*WORK TO COMPLETE*
Copy out all of the records below, swapping every occurrence of "significance-bracket" for "comparison-bracket" and leaving everything else untouched.

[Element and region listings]
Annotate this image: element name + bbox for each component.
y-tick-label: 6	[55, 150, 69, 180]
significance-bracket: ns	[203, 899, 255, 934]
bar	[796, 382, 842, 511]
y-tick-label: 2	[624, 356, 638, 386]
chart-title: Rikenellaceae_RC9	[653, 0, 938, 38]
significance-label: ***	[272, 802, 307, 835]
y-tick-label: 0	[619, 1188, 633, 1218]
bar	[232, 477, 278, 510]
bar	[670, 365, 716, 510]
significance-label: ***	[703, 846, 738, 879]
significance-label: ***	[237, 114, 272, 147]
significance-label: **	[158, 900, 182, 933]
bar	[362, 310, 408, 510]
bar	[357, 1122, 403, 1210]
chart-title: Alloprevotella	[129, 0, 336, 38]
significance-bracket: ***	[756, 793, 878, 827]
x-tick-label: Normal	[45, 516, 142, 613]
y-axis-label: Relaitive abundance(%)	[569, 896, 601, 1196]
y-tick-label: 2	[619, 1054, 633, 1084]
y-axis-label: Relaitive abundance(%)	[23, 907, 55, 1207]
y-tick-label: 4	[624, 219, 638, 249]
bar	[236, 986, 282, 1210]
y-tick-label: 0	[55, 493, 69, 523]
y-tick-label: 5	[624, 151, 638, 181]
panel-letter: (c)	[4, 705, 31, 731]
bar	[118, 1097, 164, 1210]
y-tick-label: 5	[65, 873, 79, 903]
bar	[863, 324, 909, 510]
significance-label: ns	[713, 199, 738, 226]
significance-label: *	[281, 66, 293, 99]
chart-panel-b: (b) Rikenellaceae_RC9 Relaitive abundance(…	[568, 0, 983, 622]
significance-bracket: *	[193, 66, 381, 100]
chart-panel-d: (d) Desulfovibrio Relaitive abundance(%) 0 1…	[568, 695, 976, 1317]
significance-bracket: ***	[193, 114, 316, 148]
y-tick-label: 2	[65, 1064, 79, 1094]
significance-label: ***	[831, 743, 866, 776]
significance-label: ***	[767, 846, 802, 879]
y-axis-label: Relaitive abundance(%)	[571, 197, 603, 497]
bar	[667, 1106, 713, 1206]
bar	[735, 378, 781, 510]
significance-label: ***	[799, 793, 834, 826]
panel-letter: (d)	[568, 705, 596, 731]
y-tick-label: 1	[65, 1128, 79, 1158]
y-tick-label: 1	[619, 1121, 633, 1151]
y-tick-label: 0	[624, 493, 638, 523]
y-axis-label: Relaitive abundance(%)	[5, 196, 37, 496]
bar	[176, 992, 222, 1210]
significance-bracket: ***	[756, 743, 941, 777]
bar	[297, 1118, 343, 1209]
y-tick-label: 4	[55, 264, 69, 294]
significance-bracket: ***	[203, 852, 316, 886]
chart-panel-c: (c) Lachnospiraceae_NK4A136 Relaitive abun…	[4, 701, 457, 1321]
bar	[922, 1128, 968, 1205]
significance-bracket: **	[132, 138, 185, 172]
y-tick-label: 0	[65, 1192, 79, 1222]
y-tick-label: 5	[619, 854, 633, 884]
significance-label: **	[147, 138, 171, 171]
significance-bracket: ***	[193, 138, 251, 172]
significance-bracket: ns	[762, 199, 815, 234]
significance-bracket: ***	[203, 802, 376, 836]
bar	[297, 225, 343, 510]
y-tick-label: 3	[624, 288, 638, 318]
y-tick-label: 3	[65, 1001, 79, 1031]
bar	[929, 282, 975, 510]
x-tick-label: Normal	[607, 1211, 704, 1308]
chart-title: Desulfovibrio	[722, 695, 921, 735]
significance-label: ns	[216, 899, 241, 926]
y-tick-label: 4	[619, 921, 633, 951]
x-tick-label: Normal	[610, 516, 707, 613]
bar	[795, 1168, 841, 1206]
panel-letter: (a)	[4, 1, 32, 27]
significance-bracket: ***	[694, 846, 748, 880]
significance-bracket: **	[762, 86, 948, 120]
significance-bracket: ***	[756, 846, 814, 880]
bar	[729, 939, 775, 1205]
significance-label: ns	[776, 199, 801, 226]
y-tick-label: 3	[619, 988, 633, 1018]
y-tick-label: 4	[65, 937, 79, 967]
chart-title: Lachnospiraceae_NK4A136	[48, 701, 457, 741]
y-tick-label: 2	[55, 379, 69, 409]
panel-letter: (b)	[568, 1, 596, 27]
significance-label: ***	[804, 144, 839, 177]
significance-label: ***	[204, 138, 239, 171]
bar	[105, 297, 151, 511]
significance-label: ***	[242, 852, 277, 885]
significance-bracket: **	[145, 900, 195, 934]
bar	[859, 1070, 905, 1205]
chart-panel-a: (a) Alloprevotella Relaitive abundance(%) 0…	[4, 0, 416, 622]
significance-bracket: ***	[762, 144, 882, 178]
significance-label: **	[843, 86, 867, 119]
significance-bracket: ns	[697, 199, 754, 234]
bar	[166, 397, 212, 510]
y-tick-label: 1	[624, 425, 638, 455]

*SOLUTION TO THE PROBLEM*
Annotate this image: element name + bbox for each component.
y-tick-label: 6	[55, 150, 69, 180]
comparison-bracket: ns	[203, 899, 255, 934]
bar	[796, 382, 842, 511]
y-tick-label: 2	[624, 356, 638, 386]
chart-title: Rikenellaceae_RC9	[653, 0, 938, 38]
significance-label: ***	[272, 802, 307, 835]
y-tick-label: 0	[619, 1188, 633, 1218]
bar	[232, 477, 278, 510]
bar	[670, 365, 716, 510]
significance-label: ***	[703, 846, 738, 879]
significance-label: ***	[237, 114, 272, 147]
significance-label: **	[158, 900, 182, 933]
bar	[362, 310, 408, 510]
bar	[357, 1122, 403, 1210]
chart-title: Alloprevotella	[129, 0, 336, 38]
comparison-bracket: ***	[756, 793, 878, 827]
x-tick-label: Normal	[45, 516, 142, 613]
y-axis-label: Relaitive abundance(%)	[569, 896, 601, 1196]
y-tick-label: 2	[619, 1054, 633, 1084]
y-axis-label: Relaitive abundance(%)	[23, 907, 55, 1207]
y-tick-label: 4	[624, 219, 638, 249]
bar	[236, 986, 282, 1210]
y-tick-label: 0	[55, 493, 69, 523]
y-tick-label: 5	[624, 151, 638, 181]
panel-letter: (c)	[4, 705, 31, 731]
bar	[118, 1097, 164, 1210]
y-tick-label: 5	[65, 873, 79, 903]
bar	[863, 324, 909, 510]
significance-label: ns	[713, 199, 738, 226]
significance-label: *	[281, 66, 293, 99]
chart-panel-b: (b) Rikenellaceae_RC9 Relaitive abundance(…	[568, 0, 983, 622]
comparison-bracket: *	[193, 66, 381, 100]
chart-panel-d: (d) Desulfovibrio Relaitive abundance(%) 0 1…	[568, 695, 976, 1317]
comparison-bracket: ***	[193, 114, 316, 148]
y-tick-label: 2	[65, 1064, 79, 1094]
significance-label: ***	[831, 743, 866, 776]
significance-label: ***	[767, 846, 802, 879]
y-axis-label: Relaitive abundance(%)	[571, 197, 603, 497]
bar	[667, 1106, 713, 1206]
bar	[735, 378, 781, 510]
significance-label: ***	[799, 793, 834, 826]
panel-letter: (d)	[568, 705, 596, 731]
y-tick-label: 1	[65, 1128, 79, 1158]
y-tick-label: 1	[619, 1121, 633, 1151]
y-tick-label: 0	[624, 493, 638, 523]
y-axis-label: Relaitive abundance(%)	[5, 196, 37, 496]
bar	[176, 992, 222, 1210]
comparison-bracket: ***	[756, 743, 941, 777]
bar	[297, 1118, 343, 1209]
y-tick-label: 4	[55, 264, 69, 294]
comparison-bracket: ***	[203, 852, 316, 886]
chart-panel-c: (c) Lachnospiraceae_NK4A136 Relaitive abun…	[4, 701, 457, 1321]
bar	[922, 1128, 968, 1205]
comparison-bracket: **	[132, 138, 185, 172]
y-tick-label: 0	[65, 1192, 79, 1222]
y-tick-label: 5	[619, 854, 633, 884]
significance-label: **	[147, 138, 171, 171]
comparison-bracket: ***	[193, 138, 251, 172]
comparison-bracket: ns	[762, 199, 815, 234]
comparison-bracket: ***	[203, 802, 376, 836]
bar	[297, 225, 343, 510]
y-tick-label: 3	[624, 288, 638, 318]
y-tick-label: 3	[65, 1001, 79, 1031]
bar	[929, 282, 975, 510]
x-tick-label: Normal	[607, 1211, 704, 1308]
chart-title: Desulfovibrio	[722, 695, 921, 735]
significance-label: ns	[216, 899, 241, 926]
y-tick-label: 4	[619, 921, 633, 951]
x-tick-label: Normal	[610, 516, 707, 613]
bar	[795, 1168, 841, 1206]
panel-letter: (a)	[4, 1, 32, 27]
comparison-bracket: ***	[694, 846, 748, 880]
comparison-bracket: **	[762, 86, 948, 120]
comparison-bracket: ***	[756, 846, 814, 880]
bar	[729, 939, 775, 1205]
significance-label: ns	[776, 199, 801, 226]
y-tick-label: 3	[619, 988, 633, 1018]
y-tick-label: 4	[65, 937, 79, 967]
chart-title: Lachnospiraceae_NK4A136	[48, 701, 457, 741]
y-tick-label: 2	[55, 379, 69, 409]
panel-letter: (b)	[568, 1, 596, 27]
significance-label: ***	[804, 144, 839, 177]
significance-label: ***	[204, 138, 239, 171]
bar	[105, 297, 151, 511]
significance-label: ***	[242, 852, 277, 885]
comparison-bracket: **	[145, 900, 195, 934]
bar	[859, 1070, 905, 1205]
chart-panel-a: (a) Alloprevotella Relaitive abundance(%) 0…	[4, 0, 416, 622]
comparison-bracket: ***	[762, 144, 882, 178]
significance-label: **	[843, 86, 867, 119]
comparison-bracket: ns	[697, 199, 754, 234]
bar	[166, 397, 212, 510]
y-tick-label: 1	[624, 425, 638, 455]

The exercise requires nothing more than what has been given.